Input data

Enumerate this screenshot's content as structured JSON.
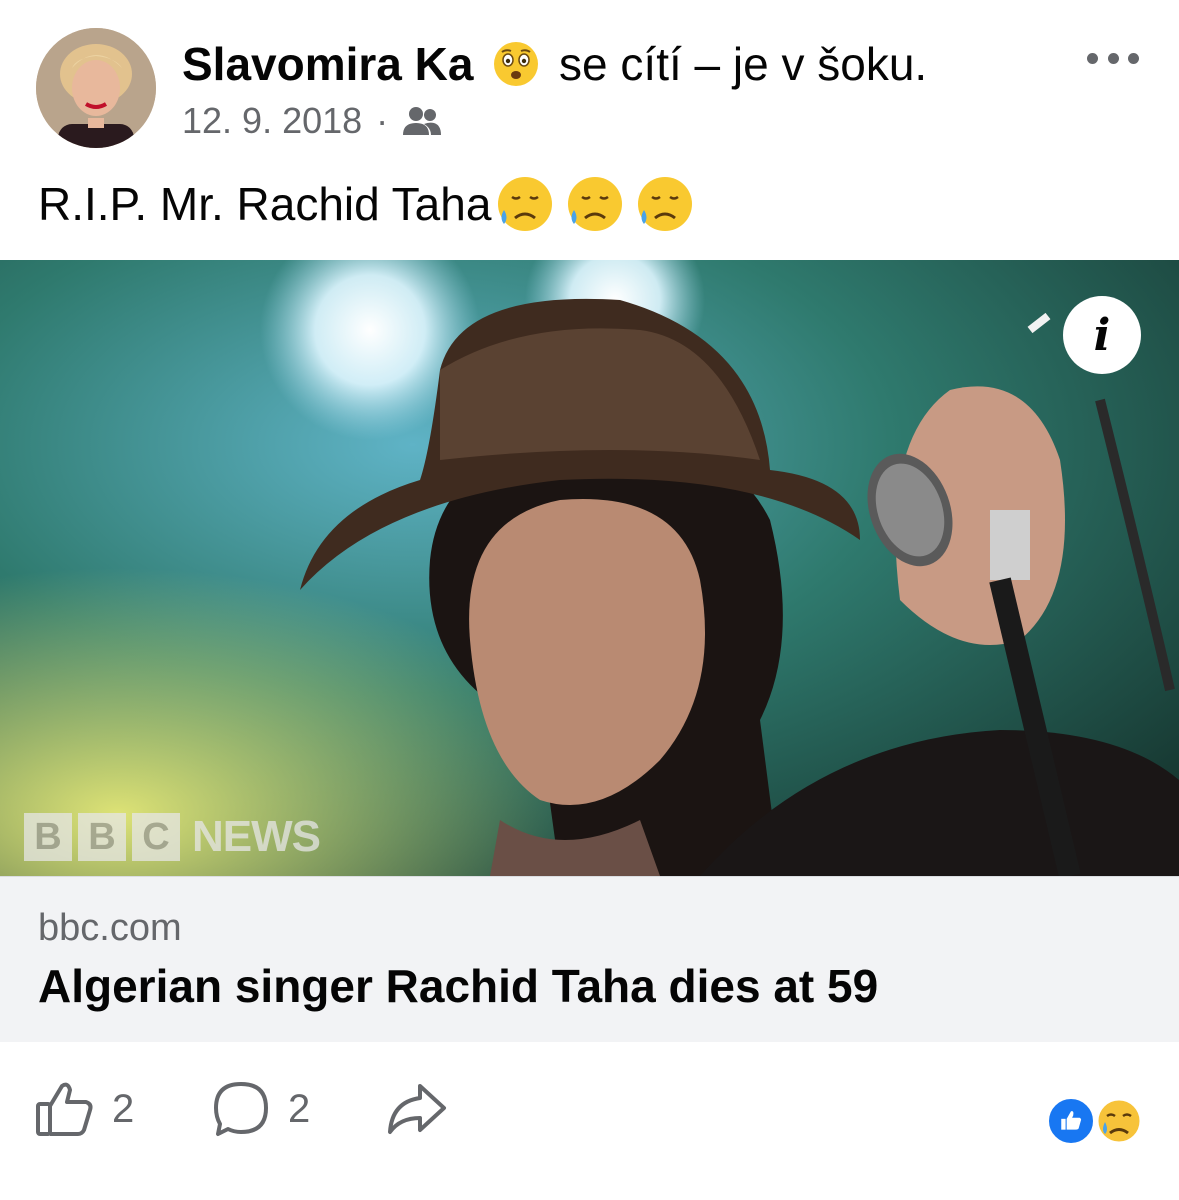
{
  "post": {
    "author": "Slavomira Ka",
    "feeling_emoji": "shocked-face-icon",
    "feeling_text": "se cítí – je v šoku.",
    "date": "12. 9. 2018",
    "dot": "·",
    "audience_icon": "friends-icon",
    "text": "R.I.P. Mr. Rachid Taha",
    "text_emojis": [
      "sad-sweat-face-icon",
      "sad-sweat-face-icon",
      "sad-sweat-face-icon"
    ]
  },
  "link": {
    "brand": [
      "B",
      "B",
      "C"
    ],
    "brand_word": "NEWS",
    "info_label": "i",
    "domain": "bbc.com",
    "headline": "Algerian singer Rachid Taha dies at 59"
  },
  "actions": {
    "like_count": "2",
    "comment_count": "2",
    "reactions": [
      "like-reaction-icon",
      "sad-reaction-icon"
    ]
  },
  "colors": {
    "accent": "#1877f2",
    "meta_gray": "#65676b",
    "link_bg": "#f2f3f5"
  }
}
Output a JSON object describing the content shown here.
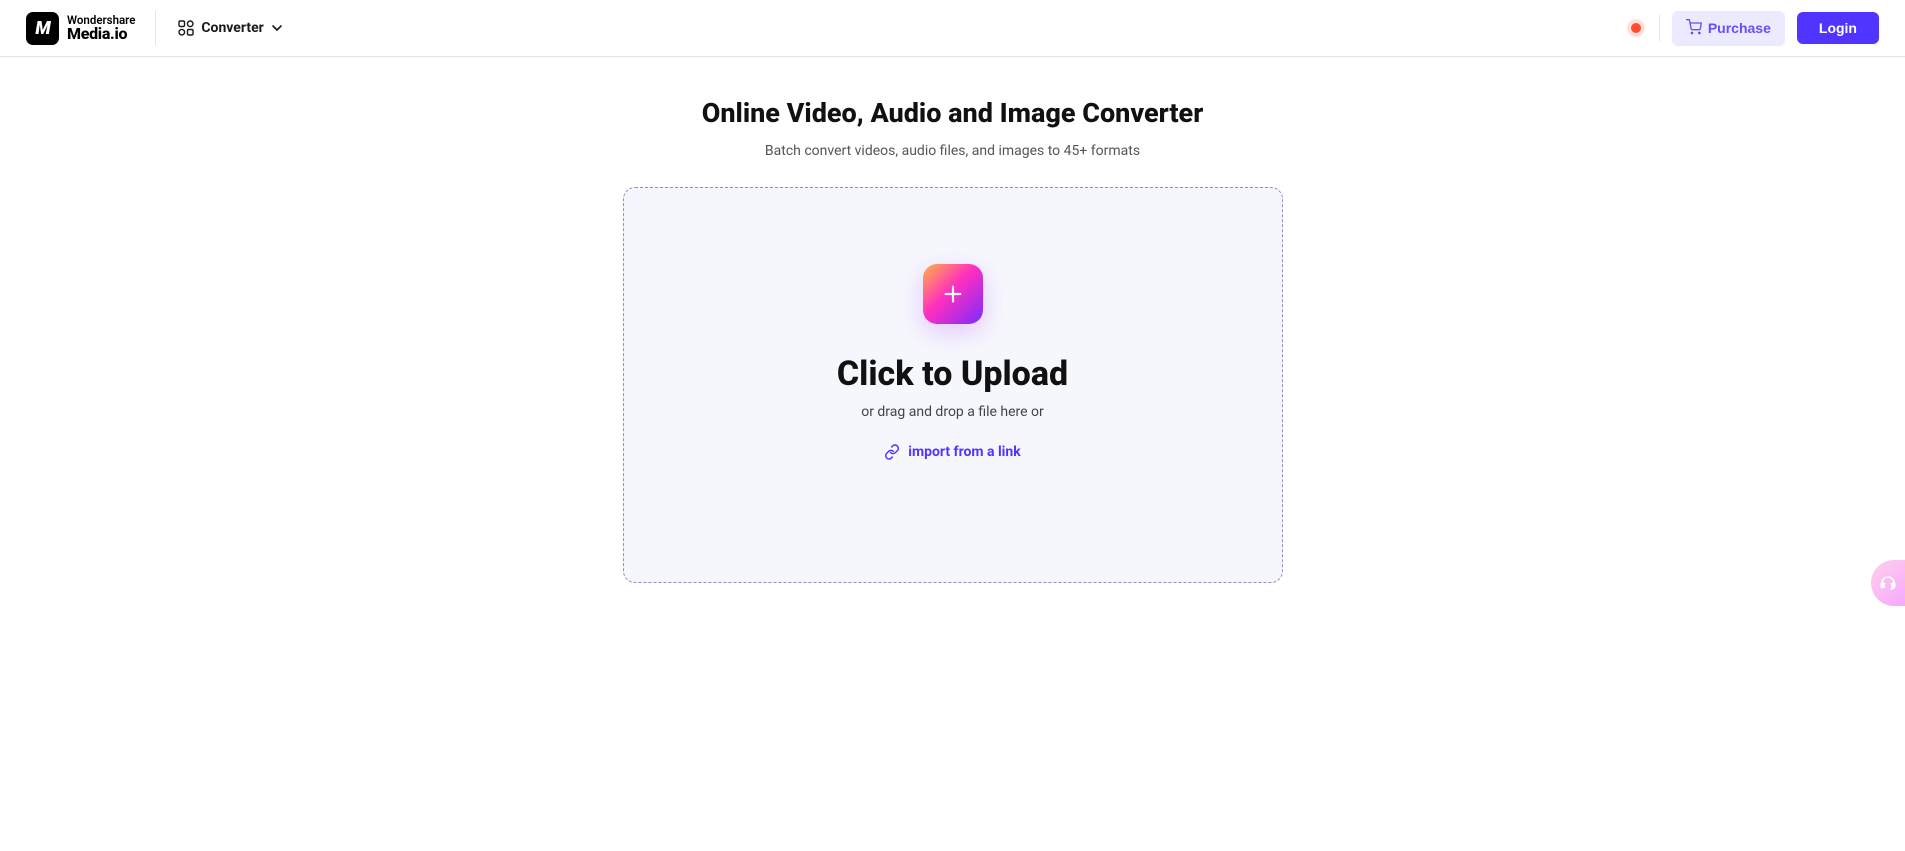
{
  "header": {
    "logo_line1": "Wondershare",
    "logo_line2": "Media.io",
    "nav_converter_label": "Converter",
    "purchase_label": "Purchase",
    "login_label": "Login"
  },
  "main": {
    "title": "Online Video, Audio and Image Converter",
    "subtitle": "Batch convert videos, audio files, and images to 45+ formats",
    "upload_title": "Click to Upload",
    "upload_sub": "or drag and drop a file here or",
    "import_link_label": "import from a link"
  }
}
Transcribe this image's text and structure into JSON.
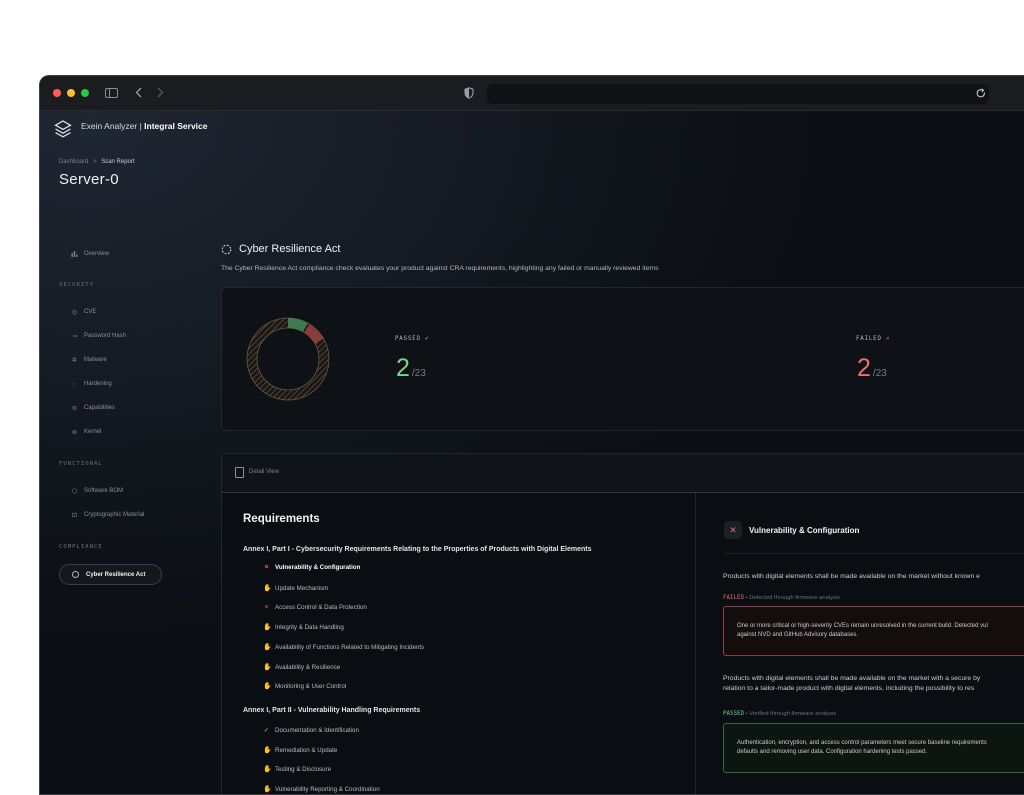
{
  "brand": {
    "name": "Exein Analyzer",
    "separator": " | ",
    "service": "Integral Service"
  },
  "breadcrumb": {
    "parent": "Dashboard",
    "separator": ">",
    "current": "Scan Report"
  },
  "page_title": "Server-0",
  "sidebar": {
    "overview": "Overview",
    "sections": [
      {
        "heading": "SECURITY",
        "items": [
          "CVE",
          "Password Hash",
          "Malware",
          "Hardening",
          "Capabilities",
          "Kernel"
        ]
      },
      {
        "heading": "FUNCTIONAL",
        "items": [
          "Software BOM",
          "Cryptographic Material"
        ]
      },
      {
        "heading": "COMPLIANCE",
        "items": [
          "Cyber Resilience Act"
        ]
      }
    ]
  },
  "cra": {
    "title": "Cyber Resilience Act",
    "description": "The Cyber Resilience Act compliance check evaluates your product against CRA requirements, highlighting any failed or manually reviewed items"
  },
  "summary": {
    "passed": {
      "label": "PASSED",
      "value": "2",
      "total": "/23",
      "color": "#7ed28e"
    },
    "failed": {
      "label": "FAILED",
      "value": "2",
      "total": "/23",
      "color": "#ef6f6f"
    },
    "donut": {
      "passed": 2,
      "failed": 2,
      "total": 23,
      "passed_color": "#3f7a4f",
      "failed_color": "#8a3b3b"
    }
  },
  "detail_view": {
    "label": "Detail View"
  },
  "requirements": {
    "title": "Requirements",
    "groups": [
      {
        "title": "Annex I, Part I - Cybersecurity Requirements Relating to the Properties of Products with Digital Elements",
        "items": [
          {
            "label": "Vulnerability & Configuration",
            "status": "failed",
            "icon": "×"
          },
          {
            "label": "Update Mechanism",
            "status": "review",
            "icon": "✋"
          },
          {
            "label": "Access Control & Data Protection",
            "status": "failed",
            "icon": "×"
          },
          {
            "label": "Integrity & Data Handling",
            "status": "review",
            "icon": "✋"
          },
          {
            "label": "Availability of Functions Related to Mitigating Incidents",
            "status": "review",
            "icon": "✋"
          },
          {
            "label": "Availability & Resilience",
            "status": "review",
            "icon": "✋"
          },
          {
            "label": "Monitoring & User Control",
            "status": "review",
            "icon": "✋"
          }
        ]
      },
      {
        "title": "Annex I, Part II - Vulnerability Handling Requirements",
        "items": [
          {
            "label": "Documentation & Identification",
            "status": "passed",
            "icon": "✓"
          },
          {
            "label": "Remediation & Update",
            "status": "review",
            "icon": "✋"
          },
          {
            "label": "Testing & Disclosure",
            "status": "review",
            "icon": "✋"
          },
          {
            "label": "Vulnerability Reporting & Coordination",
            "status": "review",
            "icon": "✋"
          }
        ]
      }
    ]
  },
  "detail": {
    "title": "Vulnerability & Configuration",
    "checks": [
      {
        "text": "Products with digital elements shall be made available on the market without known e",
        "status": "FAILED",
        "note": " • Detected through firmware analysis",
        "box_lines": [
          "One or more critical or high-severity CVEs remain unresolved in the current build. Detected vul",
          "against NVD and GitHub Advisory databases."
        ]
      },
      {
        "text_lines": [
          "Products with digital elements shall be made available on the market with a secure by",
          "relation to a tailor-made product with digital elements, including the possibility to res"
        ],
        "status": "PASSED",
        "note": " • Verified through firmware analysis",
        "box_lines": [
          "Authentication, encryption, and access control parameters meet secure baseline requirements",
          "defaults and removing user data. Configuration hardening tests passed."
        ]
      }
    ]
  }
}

What you should do
From the listing above, copy every line that holds the string "Resilience".

In response
          "Cyber Resilience Act"
    "title": "Cyber Resilience Act",
    "description": "The Cyber Resilience Act compliance check evaluates your product against CRA requirements, highlighting any failed or manually reviewed items"
            "label": "Availability & Resilience",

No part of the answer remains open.